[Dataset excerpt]
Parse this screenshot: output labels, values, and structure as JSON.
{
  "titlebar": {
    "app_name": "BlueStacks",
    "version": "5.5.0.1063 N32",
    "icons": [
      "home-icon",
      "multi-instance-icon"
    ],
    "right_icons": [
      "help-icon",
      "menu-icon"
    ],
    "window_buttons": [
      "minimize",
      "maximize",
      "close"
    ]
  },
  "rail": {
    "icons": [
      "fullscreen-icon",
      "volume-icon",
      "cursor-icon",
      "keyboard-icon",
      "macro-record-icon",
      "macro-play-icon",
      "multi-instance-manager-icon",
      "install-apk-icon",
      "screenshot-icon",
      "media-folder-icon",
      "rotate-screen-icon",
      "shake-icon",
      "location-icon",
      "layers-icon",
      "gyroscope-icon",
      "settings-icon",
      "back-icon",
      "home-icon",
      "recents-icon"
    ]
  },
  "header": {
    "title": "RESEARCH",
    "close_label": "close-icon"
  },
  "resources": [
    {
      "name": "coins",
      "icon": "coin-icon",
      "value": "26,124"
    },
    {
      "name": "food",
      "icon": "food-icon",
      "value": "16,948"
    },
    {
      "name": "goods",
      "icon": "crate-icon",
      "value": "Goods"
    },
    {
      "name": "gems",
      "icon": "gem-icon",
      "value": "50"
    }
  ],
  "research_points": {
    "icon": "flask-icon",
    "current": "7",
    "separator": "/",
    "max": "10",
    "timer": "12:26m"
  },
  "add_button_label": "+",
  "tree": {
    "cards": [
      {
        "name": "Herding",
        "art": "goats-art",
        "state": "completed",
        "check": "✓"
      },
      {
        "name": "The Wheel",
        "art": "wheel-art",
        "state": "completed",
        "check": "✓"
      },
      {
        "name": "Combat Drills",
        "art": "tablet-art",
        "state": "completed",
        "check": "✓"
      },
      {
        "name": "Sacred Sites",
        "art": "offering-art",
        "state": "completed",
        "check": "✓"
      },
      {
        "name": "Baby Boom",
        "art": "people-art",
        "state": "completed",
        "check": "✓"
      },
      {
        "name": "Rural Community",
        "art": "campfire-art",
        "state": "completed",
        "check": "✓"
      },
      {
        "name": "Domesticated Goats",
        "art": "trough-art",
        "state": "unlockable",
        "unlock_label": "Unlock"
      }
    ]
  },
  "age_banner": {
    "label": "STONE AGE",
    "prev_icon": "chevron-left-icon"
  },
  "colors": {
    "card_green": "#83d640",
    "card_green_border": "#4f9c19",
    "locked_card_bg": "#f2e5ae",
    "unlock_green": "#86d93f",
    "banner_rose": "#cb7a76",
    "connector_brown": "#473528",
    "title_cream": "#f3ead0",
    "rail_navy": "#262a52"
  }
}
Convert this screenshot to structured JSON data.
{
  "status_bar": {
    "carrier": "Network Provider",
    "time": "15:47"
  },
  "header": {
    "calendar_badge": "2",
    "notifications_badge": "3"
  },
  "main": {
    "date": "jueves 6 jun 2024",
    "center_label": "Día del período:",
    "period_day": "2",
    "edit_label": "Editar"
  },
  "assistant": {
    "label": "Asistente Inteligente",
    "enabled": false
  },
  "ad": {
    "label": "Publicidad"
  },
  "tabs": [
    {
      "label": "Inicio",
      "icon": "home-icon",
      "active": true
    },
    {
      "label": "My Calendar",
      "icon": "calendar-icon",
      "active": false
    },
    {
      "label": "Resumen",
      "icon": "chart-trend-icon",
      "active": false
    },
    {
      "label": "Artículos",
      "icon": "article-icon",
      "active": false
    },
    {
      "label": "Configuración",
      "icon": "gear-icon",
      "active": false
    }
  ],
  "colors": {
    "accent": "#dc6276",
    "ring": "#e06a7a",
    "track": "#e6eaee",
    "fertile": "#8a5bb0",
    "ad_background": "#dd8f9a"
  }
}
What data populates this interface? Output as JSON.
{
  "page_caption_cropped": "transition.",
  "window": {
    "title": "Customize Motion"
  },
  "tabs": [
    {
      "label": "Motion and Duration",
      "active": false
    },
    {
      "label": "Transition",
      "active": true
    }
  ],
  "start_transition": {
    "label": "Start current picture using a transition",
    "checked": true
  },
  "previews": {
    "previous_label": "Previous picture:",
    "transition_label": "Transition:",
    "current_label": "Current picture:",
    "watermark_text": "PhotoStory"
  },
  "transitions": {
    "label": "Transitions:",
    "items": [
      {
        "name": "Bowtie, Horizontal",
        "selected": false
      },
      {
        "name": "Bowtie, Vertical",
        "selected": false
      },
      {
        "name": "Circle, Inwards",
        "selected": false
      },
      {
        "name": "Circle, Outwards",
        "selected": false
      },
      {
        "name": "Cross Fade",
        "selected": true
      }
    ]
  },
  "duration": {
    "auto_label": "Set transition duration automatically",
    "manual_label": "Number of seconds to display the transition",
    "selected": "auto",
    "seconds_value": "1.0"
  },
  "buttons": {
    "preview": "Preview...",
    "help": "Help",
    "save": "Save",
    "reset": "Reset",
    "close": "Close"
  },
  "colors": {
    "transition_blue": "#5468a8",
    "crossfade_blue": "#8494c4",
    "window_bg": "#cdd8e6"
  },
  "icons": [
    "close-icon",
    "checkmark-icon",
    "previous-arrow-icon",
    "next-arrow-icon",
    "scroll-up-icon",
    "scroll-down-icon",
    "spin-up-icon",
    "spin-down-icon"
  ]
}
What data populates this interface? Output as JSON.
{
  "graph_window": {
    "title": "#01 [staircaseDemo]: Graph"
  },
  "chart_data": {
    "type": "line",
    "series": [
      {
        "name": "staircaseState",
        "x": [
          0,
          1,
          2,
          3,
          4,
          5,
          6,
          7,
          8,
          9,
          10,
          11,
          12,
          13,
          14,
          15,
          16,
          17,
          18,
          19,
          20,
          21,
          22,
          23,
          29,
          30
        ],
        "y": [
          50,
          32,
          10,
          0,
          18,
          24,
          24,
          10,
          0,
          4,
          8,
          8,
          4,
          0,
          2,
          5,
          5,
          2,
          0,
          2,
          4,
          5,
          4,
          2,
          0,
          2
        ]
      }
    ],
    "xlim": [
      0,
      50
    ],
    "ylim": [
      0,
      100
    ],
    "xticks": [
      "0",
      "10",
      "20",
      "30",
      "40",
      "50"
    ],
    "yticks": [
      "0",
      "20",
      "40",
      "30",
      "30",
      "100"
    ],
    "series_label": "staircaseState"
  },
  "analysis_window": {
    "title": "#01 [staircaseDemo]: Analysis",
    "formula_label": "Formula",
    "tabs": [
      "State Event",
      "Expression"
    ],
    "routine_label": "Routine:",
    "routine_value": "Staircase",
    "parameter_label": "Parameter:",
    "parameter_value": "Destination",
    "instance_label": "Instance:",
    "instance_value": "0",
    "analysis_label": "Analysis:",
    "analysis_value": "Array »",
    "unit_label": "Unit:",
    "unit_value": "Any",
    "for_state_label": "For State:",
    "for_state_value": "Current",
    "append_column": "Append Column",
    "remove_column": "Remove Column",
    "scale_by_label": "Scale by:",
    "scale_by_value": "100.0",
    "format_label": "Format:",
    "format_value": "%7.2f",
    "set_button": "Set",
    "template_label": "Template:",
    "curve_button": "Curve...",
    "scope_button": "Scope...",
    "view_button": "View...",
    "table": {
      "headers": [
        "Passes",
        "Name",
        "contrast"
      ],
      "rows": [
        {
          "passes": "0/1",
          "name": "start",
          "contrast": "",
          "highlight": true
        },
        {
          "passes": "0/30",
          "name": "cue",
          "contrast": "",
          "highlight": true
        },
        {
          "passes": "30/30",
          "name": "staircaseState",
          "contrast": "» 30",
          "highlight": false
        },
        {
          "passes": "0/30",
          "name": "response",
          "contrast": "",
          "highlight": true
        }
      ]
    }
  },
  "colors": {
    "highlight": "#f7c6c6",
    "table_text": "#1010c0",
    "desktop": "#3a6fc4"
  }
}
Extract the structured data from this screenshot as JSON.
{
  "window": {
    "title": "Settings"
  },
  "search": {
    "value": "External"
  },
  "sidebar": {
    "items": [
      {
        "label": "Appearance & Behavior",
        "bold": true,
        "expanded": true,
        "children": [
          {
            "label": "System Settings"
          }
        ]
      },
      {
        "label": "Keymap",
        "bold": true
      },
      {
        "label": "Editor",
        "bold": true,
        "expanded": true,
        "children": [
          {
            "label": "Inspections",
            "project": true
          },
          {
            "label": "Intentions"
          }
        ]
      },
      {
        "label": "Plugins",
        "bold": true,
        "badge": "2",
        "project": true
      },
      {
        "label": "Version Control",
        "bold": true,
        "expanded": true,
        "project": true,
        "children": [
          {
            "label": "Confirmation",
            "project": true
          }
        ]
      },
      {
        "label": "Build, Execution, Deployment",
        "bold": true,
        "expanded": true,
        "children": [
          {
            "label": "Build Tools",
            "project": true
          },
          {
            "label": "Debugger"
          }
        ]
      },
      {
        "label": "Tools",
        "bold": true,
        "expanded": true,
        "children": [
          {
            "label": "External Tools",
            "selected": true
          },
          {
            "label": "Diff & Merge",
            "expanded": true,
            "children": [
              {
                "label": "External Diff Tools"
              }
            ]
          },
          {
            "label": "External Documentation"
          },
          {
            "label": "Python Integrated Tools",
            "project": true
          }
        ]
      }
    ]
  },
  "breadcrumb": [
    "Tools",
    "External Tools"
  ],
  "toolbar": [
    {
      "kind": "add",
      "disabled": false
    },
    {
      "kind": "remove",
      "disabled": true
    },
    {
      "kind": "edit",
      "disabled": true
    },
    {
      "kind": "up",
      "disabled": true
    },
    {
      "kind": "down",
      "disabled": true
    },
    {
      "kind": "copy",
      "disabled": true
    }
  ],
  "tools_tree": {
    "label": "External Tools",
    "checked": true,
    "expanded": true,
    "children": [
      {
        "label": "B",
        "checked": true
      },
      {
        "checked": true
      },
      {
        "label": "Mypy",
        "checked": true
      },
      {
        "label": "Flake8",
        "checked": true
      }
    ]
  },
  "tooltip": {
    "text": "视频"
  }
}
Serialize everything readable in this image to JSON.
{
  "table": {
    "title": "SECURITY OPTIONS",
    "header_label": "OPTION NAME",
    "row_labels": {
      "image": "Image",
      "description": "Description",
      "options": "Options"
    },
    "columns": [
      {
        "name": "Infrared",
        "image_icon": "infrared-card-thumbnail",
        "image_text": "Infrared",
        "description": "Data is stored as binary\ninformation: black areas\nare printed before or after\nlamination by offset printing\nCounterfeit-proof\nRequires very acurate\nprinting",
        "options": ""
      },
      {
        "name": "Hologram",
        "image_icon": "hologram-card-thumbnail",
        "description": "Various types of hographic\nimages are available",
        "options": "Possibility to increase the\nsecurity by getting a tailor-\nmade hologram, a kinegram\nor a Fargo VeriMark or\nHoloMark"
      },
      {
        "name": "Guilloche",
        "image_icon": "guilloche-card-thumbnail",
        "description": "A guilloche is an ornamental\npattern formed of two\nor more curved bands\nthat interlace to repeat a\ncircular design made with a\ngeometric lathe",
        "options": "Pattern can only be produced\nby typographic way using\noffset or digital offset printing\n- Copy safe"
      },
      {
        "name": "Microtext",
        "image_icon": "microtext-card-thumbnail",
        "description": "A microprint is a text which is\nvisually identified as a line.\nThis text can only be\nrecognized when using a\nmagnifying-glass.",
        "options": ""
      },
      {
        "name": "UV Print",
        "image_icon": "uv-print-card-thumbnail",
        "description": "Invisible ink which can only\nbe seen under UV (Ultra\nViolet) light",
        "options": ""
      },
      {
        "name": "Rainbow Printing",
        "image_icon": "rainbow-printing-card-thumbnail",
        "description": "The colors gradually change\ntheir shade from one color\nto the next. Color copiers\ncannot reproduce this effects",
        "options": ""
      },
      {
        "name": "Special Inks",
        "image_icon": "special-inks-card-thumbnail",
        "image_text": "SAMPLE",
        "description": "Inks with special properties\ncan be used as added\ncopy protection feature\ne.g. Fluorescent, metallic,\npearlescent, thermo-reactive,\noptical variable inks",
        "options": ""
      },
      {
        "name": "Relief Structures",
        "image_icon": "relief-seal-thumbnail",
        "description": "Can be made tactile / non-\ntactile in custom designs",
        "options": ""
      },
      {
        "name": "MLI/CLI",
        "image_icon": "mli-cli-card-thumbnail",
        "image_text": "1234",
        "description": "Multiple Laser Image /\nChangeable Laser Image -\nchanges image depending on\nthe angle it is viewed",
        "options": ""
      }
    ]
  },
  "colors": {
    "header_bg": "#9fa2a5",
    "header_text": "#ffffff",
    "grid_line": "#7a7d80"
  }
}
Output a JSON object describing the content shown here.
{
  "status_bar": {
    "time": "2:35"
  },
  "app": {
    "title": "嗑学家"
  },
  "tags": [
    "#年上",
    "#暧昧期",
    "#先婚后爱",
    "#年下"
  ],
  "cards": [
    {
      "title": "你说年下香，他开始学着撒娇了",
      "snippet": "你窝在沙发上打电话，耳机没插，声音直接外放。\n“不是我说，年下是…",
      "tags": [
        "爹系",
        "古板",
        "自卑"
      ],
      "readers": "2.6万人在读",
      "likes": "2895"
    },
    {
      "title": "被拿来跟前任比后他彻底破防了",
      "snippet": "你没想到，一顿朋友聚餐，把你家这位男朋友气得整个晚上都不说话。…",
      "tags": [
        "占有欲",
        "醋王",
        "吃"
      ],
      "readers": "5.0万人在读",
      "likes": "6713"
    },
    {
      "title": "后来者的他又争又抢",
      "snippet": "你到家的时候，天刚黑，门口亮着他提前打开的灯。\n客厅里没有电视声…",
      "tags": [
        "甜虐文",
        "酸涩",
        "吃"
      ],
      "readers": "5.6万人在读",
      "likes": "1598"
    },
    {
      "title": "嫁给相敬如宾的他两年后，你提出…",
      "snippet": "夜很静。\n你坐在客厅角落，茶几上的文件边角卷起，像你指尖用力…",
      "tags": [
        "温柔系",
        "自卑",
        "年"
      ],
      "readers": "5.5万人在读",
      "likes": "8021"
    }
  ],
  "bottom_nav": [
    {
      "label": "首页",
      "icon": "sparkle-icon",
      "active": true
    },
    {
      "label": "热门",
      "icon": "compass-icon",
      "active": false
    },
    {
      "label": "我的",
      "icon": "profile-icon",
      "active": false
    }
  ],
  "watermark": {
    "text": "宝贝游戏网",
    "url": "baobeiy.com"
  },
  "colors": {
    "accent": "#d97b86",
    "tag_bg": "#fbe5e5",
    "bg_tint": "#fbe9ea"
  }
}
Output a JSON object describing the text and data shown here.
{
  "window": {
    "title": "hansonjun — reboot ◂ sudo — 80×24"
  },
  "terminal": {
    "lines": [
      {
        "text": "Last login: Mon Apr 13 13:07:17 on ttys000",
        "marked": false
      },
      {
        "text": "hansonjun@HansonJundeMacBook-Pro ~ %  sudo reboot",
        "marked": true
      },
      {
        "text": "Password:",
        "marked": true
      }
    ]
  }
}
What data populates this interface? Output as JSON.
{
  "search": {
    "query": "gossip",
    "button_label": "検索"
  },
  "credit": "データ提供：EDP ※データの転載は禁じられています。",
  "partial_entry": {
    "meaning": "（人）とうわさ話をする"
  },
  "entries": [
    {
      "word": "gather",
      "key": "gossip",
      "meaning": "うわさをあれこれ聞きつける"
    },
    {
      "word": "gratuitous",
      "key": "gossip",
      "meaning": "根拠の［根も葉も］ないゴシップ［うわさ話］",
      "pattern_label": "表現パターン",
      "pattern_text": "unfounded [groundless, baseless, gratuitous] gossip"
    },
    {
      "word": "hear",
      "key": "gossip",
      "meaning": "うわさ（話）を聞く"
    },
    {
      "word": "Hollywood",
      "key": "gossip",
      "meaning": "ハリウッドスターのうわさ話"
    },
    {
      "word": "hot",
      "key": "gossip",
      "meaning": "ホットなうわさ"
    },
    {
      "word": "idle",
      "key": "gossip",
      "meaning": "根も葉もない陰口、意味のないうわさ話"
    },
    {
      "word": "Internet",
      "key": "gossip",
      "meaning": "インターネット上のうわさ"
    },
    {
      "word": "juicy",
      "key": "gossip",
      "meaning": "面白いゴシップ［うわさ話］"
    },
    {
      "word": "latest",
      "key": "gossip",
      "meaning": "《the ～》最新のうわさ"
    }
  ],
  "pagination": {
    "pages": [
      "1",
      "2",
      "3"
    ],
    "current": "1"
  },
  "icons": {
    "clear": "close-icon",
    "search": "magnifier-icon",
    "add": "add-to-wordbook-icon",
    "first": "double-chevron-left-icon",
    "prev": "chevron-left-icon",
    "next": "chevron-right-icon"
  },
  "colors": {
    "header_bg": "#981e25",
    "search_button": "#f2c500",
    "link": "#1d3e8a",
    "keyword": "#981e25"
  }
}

YOUR TASK: Scan the material above for the string "using" and return the lines that hold it.

THE RESPONSE:
    "label": "Start current picture using a transition",
        "options": "Pattern can only be produced\nby typographic way using\noffset or digital offset printing\n- Copy safe"
        "description": "A microprint is a text which is\nvisually identified as a line.\nThis text can only be\nrecognized when using a\nmagnifying-glass.",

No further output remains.